Start of RECORDED INFORMATION

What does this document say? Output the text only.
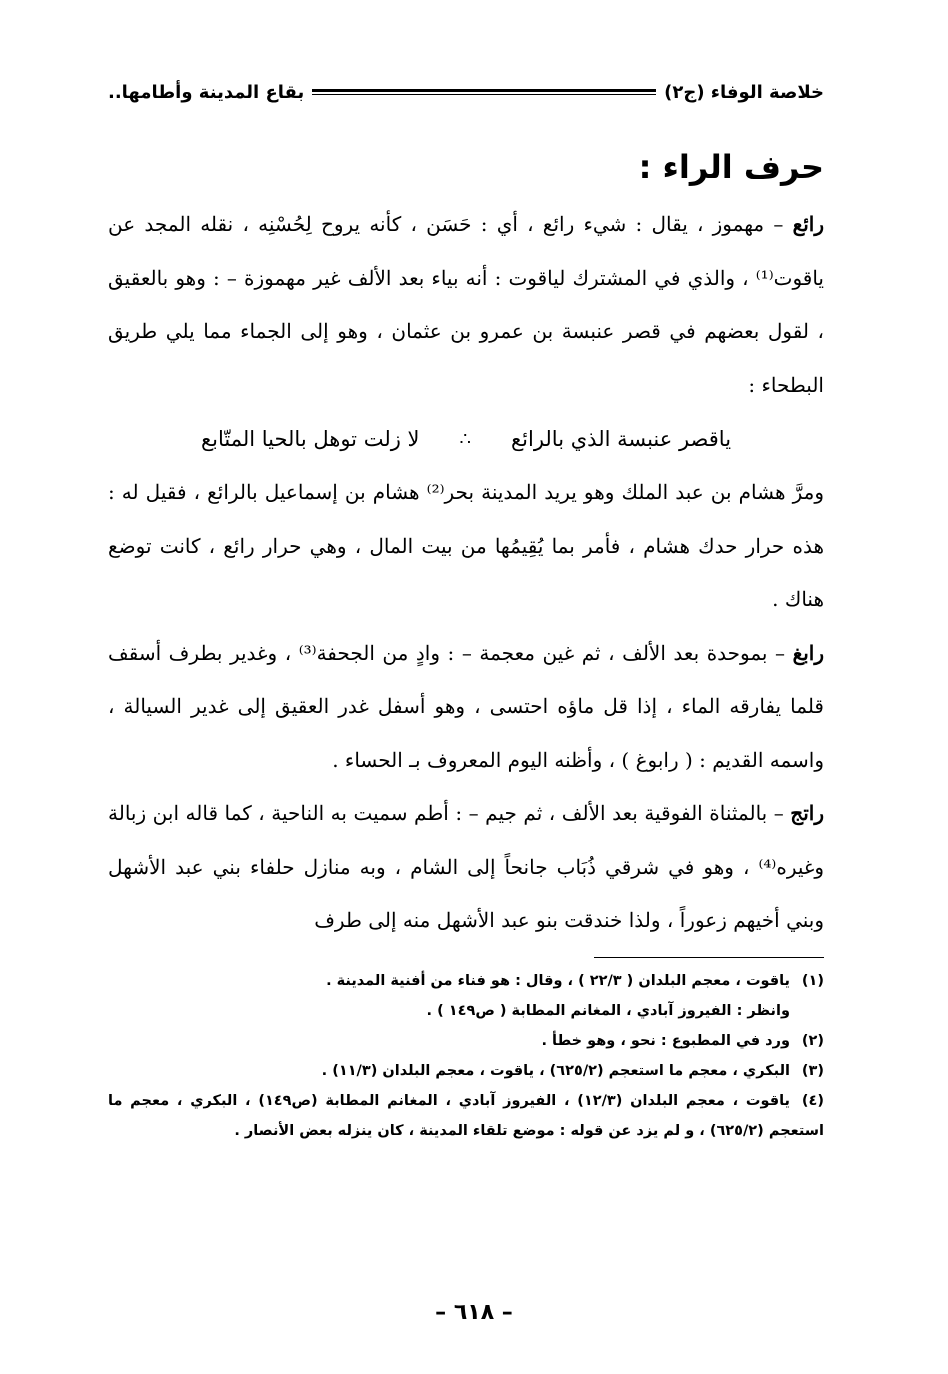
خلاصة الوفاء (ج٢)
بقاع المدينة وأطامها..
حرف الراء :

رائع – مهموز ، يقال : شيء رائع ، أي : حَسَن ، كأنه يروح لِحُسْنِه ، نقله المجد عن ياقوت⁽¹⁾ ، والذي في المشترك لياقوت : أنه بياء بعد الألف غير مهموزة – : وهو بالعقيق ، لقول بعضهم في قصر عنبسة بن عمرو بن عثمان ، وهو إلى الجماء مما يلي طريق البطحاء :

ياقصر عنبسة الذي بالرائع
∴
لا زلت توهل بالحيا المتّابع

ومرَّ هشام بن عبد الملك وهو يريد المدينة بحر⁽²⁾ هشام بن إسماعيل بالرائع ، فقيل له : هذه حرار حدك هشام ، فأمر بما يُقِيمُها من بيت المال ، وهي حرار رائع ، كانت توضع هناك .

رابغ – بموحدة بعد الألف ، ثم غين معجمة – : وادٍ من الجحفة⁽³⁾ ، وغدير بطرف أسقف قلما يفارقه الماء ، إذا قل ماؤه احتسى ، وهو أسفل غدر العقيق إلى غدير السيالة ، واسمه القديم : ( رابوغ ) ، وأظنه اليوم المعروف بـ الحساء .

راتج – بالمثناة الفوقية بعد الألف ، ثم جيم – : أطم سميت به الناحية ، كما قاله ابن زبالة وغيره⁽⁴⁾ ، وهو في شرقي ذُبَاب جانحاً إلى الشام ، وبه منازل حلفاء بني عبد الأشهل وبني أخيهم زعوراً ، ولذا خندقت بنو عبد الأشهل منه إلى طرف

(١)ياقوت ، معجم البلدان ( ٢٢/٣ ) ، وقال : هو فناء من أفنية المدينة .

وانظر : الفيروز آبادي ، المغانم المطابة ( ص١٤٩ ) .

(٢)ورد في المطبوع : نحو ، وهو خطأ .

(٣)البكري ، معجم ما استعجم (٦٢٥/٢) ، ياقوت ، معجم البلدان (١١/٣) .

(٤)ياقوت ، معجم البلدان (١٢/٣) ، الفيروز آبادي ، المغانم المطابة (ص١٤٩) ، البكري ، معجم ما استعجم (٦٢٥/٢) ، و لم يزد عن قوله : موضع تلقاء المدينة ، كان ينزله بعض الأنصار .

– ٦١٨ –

End of RECORDED INFORMATION

◆ STATED TASK
Restate the records above in full, word for word. Keep pictures out.

◆ TASK SOLUTION
What does this document say? Output the text only.
خلاصة الوفاء (ج٢)
بقاع المدينة وأطامها..
حرف الراء :

رائع – مهموز ، يقال : شيء رائع ، أي : حَسَن ، كأنه يروح لِحُسْنِه ، نقله المجد عن ياقوت⁽¹⁾ ، والذي في المشترك لياقوت : أنه بياء بعد الألف غير مهموزة – : وهو بالعقيق ، لقول بعضهم في قصر عنبسة بن عمرو بن عثمان ، وهو إلى الجماء مما يلي طريق البطحاء :

ياقصر عنبسة الذي بالرائع
∴
لا زلت توهل بالحيا المتّابع

ومرَّ هشام بن عبد الملك وهو يريد المدينة بحر⁽²⁾ هشام بن إسماعيل بالرائع ، فقيل له : هذه حرار حدك هشام ، فأمر بما يُقِيمُها من بيت المال ، وهي حرار رائع ، كانت توضع هناك .

رابغ – بموحدة بعد الألف ، ثم غين معجمة – : وادٍ من الجحفة⁽³⁾ ، وغدير بطرف أسقف قلما يفارقه الماء ، إذا قل ماؤه احتسى ، وهو أسفل غدر العقيق إلى غدير السيالة ، واسمه القديم : ( رابوغ ) ، وأظنه اليوم المعروف بـ الحساء .

راتج – بالمثناة الفوقية بعد الألف ، ثم جيم – : أطم سميت به الناحية ، كما قاله ابن زبالة وغيره⁽⁴⁾ ، وهو في شرقي ذُبَاب جانحاً إلى الشام ، وبه منازل حلفاء بني عبد الأشهل وبني أخيهم زعوراً ، ولذا خندقت بنو عبد الأشهل منه إلى طرف

(١)ياقوت ، معجم البلدان ( ٢٢/٣ ) ، وقال : هو فناء من أفنية المدينة .

وانظر : الفيروز آبادي ، المغانم المطابة ( ص١٤٩ ) .

(٢)ورد في المطبوع : نحو ، وهو خطأ .

(٣)البكري ، معجم ما استعجم (٦٢٥/٢) ، ياقوت ، معجم البلدان (١١/٣) .

(٤)ياقوت ، معجم البلدان (١٢/٣) ، الفيروز آبادي ، المغانم المطابة (ص١٤٩) ، البكري ، معجم ما استعجم (٦٢٥/٢) ، و لم يزد عن قوله : موضع تلقاء المدينة ، كان ينزله بعض الأنصار .

– ٦١٨ –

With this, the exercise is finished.